Segment Start: Supplied data

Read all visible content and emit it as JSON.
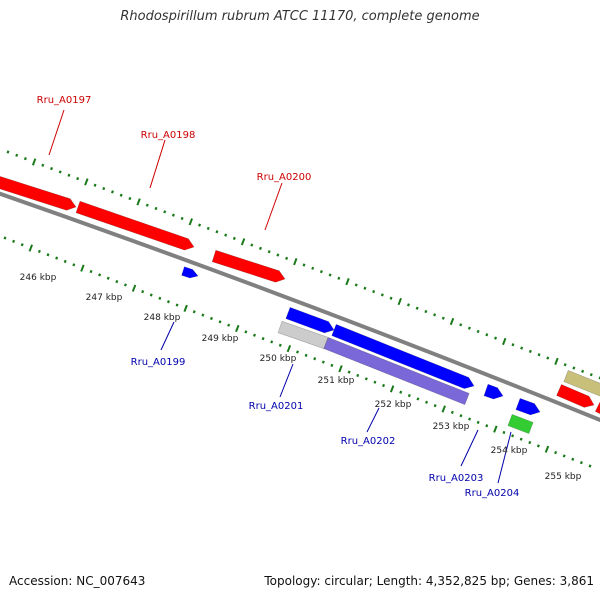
{
  "title": "Rhodospirillum rubrum ATCC 11170, complete genome",
  "footer": {
    "accession": "Accession: NC_007643",
    "summary": "Topology: circular; Length: 4,352,825 bp; Genes: 3,861"
  },
  "colors": {
    "backbone": "#808080",
    "ticks": "#1a7a1a",
    "forward_gene": "#ff0000",
    "reverse_gene": "#0000ff",
    "pale_blue": "#7b68d8",
    "light_gray": "#cccccc",
    "green": "#33cc33",
    "khaki": "#c8bf7a",
    "forward_label": "#cc0000",
    "reverse_label": "#0000aa"
  },
  "kbp_labels": [
    "246 kbp",
    "247 kbp",
    "248 kbp",
    "249 kbp",
    "250 kbp",
    "251 kbp",
    "252 kbp",
    "253 kbp",
    "254 kbp",
    "255 kbp"
  ],
  "gene_labels": [
    {
      "text": "Rru_A0197",
      "strand": "forward"
    },
    {
      "text": "Rru_A0198",
      "strand": "forward"
    },
    {
      "text": "Rru_A0200",
      "strand": "forward"
    },
    {
      "text": "Rru_A0199",
      "strand": "reverse"
    },
    {
      "text": "Rru_A0201",
      "strand": "reverse"
    },
    {
      "text": "Rru_A0202",
      "strand": "reverse"
    },
    {
      "text": "Rru_A0203",
      "strand": "reverse"
    },
    {
      "text": "Rru_A0204",
      "strand": "reverse"
    }
  ]
}
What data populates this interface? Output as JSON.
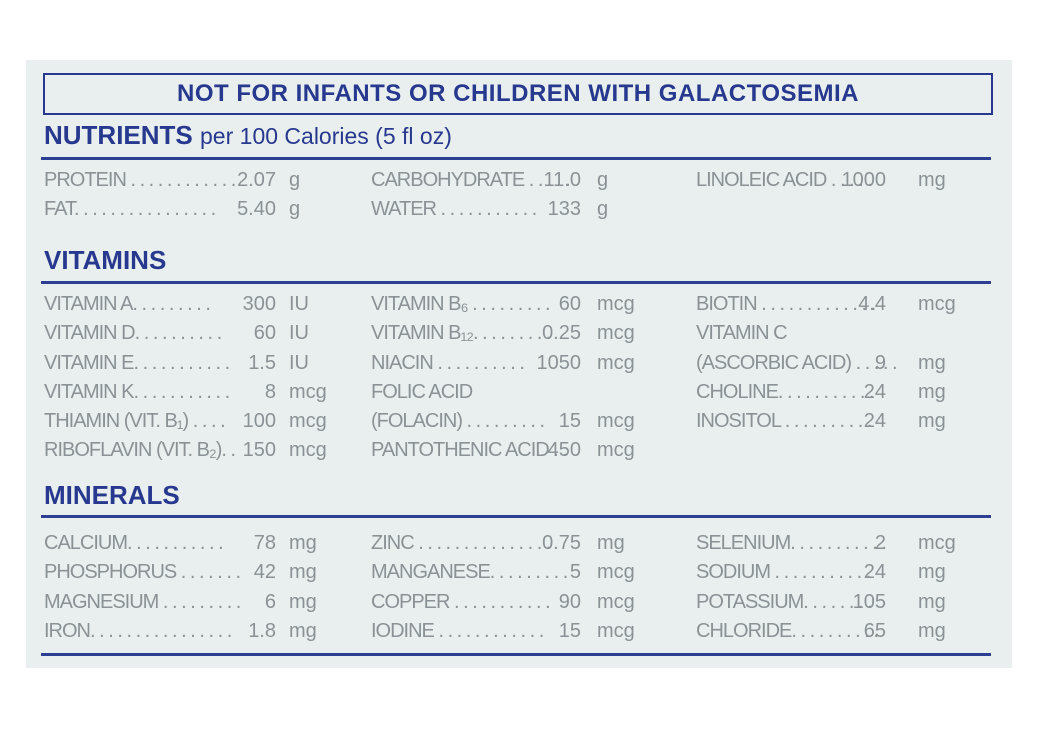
{
  "warning": "NOT FOR INFANTS OR CHILDREN WITH GALACTOSEMIA",
  "nutrients": {
    "title": "NUTRIENTS",
    "subtitle": "per 100 Calories (5 fl oz)",
    "cols": [
      [
        {
          "name": "PROTEIN . . . . . . . . . . . .",
          "value": "2.07",
          "unit": "g"
        },
        {
          "name": "FAT. . . . . . . . . . . . . . . .",
          "value": "5.40",
          "unit": "g"
        }
      ],
      [
        {
          "name": "CARBOHYDRATE . . . . .",
          "value": "11.0",
          "unit": "g"
        },
        {
          "name": "WATER . . . . . . . . . . .",
          "value": "133",
          "unit": "g"
        }
      ],
      [
        {
          "name": "LINOLEIC ACID . . . . .",
          "value": "1000",
          "unit": "mg"
        }
      ]
    ]
  },
  "vitamins": {
    "title": "VITAMINS",
    "cols": [
      [
        {
          "name": "VITAMIN A. . . . . . . . .",
          "value": "300",
          "unit": "IU"
        },
        {
          "name": "VITAMIN D. . . . . . . . . .",
          "value": "60",
          "unit": "IU"
        },
        {
          "name": "VITAMIN E. . . . . . . . . . .",
          "value": "1.5",
          "unit": "IU"
        },
        {
          "name": "VITAMIN K. . . . . . . . . . .",
          "value": "8",
          "unit": "mcg"
        },
        {
          "name": "THIAMIN (VIT. B₁) . . . .",
          "value": "100",
          "unit": "mcg"
        },
        {
          "name": "RIBOFLAVIN (VIT. B₂). .",
          "value": "150",
          "unit": "mcg"
        }
      ],
      [
        {
          "name": "VITAMIN B₆ . . . . . . . . .",
          "value": "60",
          "unit": "mcg"
        },
        {
          "name": "VITAMIN B₁₂. . . . . . . . .",
          "value": "0.25",
          "unit": "mcg"
        },
        {
          "name": "NIACIN . . . . . . . . . .",
          "value": "1050",
          "unit": "mcg"
        },
        {
          "name": "FOLIC ACID",
          "value": "",
          "unit": ""
        },
        {
          "name": "  (FOLACIN) . . . . . . . . .",
          "value": "15",
          "unit": "mcg"
        },
        {
          "name": "PANTOTHENIC ACID . .",
          "value": "450",
          "unit": "mcg"
        }
      ],
      [
        {
          "name": "BIOTIN . . . . . . . . . . . . .",
          "value": "4.4",
          "unit": "mcg"
        },
        {
          "name": "VITAMIN C",
          "value": "",
          "unit": ""
        },
        {
          "name": "  (ASCORBIC ACID) . . . . .",
          "value": "9",
          "unit": "mg"
        },
        {
          "name": "CHOLINE. . . . . . . . . . .",
          "value": "24",
          "unit": "mg"
        },
        {
          "name": "INOSITOL . . . . . . . . . .",
          "value": "24",
          "unit": "mg"
        }
      ]
    ]
  },
  "minerals": {
    "title": "MINERALS",
    "cols": [
      [
        {
          "name": "CALCIUM. . . . . . . . . . .",
          "value": "78",
          "unit": "mg"
        },
        {
          "name": "PHOSPHORUS . . . . . . .",
          "value": "42",
          "unit": "mg"
        },
        {
          "name": "MAGNESIUM . . . . . . . . .",
          "value": "6",
          "unit": "mg"
        },
        {
          "name": "IRON. . . . . . . . . . . . . . . .",
          "value": "1.8",
          "unit": "mg"
        }
      ],
      [
        {
          "name": "ZINC . . . . . . . . . . . . . . .",
          "value": "0.75",
          "unit": "mg"
        },
        {
          "name": "MANGANESE. . . . . . . . .",
          "value": "5",
          "unit": "mcg"
        },
        {
          "name": "COPPER . . . . . . . . . . .",
          "value": "90",
          "unit": "mcg"
        },
        {
          "name": "IODINE . . . . . . . . . . . .",
          "value": "15",
          "unit": "mcg"
        }
      ],
      [
        {
          "name": "SELENIUM. . . . . . . . . . .",
          "value": "2",
          "unit": "mcg"
        },
        {
          "name": "SODIUM . . . . . . . . . . .",
          "value": "24",
          "unit": "mg"
        },
        {
          "name": "POTASSIUM. . . . . . . .",
          "value": "105",
          "unit": "mg"
        },
        {
          "name": "CHLORIDE. . . . . . . . . .",
          "value": "65",
          "unit": "mg"
        }
      ]
    ]
  },
  "colors": {
    "brand_blue": "#27388f",
    "text_gray": "#8a9296",
    "panel_bg": "#e9efee"
  }
}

Segment End: Supplied data

▶ _Activity_: Leaving out the images, repeat the listing above exactly.

▶ _Answer for the task_:
Read all visible content and emit it as JSON.
{
  "title": "Rhodospirillum rubrum ATCC 11170, complete genome",
  "footer": {
    "accession": "Accession: NC_007643",
    "summary": "Topology: circular; Length: 4,352,825 bp; Genes: 3,861"
  },
  "colors": {
    "backbone": "#808080",
    "ticks": "#1a7a1a",
    "forward_gene": "#ff0000",
    "reverse_gene": "#0000ff",
    "pale_blue": "#7b68d8",
    "light_gray": "#cccccc",
    "green": "#33cc33",
    "khaki": "#c8bf7a",
    "forward_label": "#cc0000",
    "reverse_label": "#0000aa"
  },
  "kbp_labels": [
    "246 kbp",
    "247 kbp",
    "248 kbp",
    "249 kbp",
    "250 kbp",
    "251 kbp",
    "252 kbp",
    "253 kbp",
    "254 kbp",
    "255 kbp"
  ],
  "gene_labels": [
    {
      "text": "Rru_A0197",
      "strand": "forward"
    },
    {
      "text": "Rru_A0198",
      "strand": "forward"
    },
    {
      "text": "Rru_A0200",
      "strand": "forward"
    },
    {
      "text": "Rru_A0199",
      "strand": "reverse"
    },
    {
      "text": "Rru_A0201",
      "strand": "reverse"
    },
    {
      "text": "Rru_A0202",
      "strand": "reverse"
    },
    {
      "text": "Rru_A0203",
      "strand": "reverse"
    },
    {
      "text": "Rru_A0204",
      "strand": "reverse"
    }
  ]
}
What data populates this interface? Output as JSON.
{
  "warning": "NOT FOR INFANTS OR CHILDREN WITH GALACTOSEMIA",
  "nutrients": {
    "title": "NUTRIENTS",
    "subtitle": "per 100 Calories (5 fl oz)",
    "cols": [
      [
        {
          "name": "PROTEIN . . . . . . . . . . . .",
          "value": "2.07",
          "unit": "g"
        },
        {
          "name": "FAT. . . . . . . . . . . . . . . .",
          "value": "5.40",
          "unit": "g"
        }
      ],
      [
        {
          "name": "CARBOHYDRATE . . . . .",
          "value": "11.0",
          "unit": "g"
        },
        {
          "name": "WATER . . . . . . . . . . .",
          "value": "133",
          "unit": "g"
        }
      ],
      [
        {
          "name": "LINOLEIC ACID . . . . .",
          "value": "1000",
          "unit": "mg"
        }
      ]
    ]
  },
  "vitamins": {
    "title": "VITAMINS",
    "cols": [
      [
        {
          "name": "VITAMIN A. . . . . . . . .",
          "value": "300",
          "unit": "IU"
        },
        {
          "name": "VITAMIN D. . . . . . . . . .",
          "value": "60",
          "unit": "IU"
        },
        {
          "name": "VITAMIN E. . . . . . . . . . .",
          "value": "1.5",
          "unit": "IU"
        },
        {
          "name": "VITAMIN K. . . . . . . . . . .",
          "value": "8",
          "unit": "mcg"
        },
        {
          "name": "THIAMIN (VIT. B₁) . . . .",
          "value": "100",
          "unit": "mcg"
        },
        {
          "name": "RIBOFLAVIN (VIT. B₂). .",
          "value": "150",
          "unit": "mcg"
        }
      ],
      [
        {
          "name": "VITAMIN B₆ . . . . . . . . .",
          "value": "60",
          "unit": "mcg"
        },
        {
          "name": "VITAMIN B₁₂. . . . . . . . .",
          "value": "0.25",
          "unit": "mcg"
        },
        {
          "name": "NIACIN . . . . . . . . . .",
          "value": "1050",
          "unit": "mcg"
        },
        {
          "name": "FOLIC ACID",
          "value": "",
          "unit": ""
        },
        {
          "name": "  (FOLACIN) . . . . . . . . .",
          "value": "15",
          "unit": "mcg"
        },
        {
          "name": "PANTOTHENIC ACID . .",
          "value": "450",
          "unit": "mcg"
        }
      ],
      [
        {
          "name": "BIOTIN . . . . . . . . . . . . .",
          "value": "4.4",
          "unit": "mcg"
        },
        {
          "name": "VITAMIN C",
          "value": "",
          "unit": ""
        },
        {
          "name": "  (ASCORBIC ACID) . . . . .",
          "value": "9",
          "unit": "mg"
        },
        {
          "name": "CHOLINE. . . . . . . . . . .",
          "value": "24",
          "unit": "mg"
        },
        {
          "name": "INOSITOL . . . . . . . . . .",
          "value": "24",
          "unit": "mg"
        }
      ]
    ]
  },
  "minerals": {
    "title": "MINERALS",
    "cols": [
      [
        {
          "name": "CALCIUM. . . . . . . . . . .",
          "value": "78",
          "unit": "mg"
        },
        {
          "name": "PHOSPHORUS . . . . . . .",
          "value": "42",
          "unit": "mg"
        },
        {
          "name": "MAGNESIUM . . . . . . . . .",
          "value": "6",
          "unit": "mg"
        },
        {
          "name": "IRON. . . . . . . . . . . . . . . .",
          "value": "1.8",
          "unit": "mg"
        }
      ],
      [
        {
          "name": "ZINC . . . . . . . . . . . . . . .",
          "value": "0.75",
          "unit": "mg"
        },
        {
          "name": "MANGANESE. . . . . . . . .",
          "value": "5",
          "unit": "mcg"
        },
        {
          "name": "COPPER . . . . . . . . . . .",
          "value": "90",
          "unit": "mcg"
        },
        {
          "name": "IODINE . . . . . . . . . . . .",
          "value": "15",
          "unit": "mcg"
        }
      ],
      [
        {
          "name": "SELENIUM. . . . . . . . . . .",
          "value": "2",
          "unit": "mcg"
        },
        {
          "name": "SODIUM . . . . . . . . . . .",
          "value": "24",
          "unit": "mg"
        },
        {
          "name": "POTASSIUM. . . . . . . .",
          "value": "105",
          "unit": "mg"
        },
        {
          "name": "CHLORIDE. . . . . . . . . .",
          "value": "65",
          "unit": "mg"
        }
      ]
    ]
  },
  "colors": {
    "brand_blue": "#27388f",
    "text_gray": "#8a9296",
    "panel_bg": "#e9efee"
  }
}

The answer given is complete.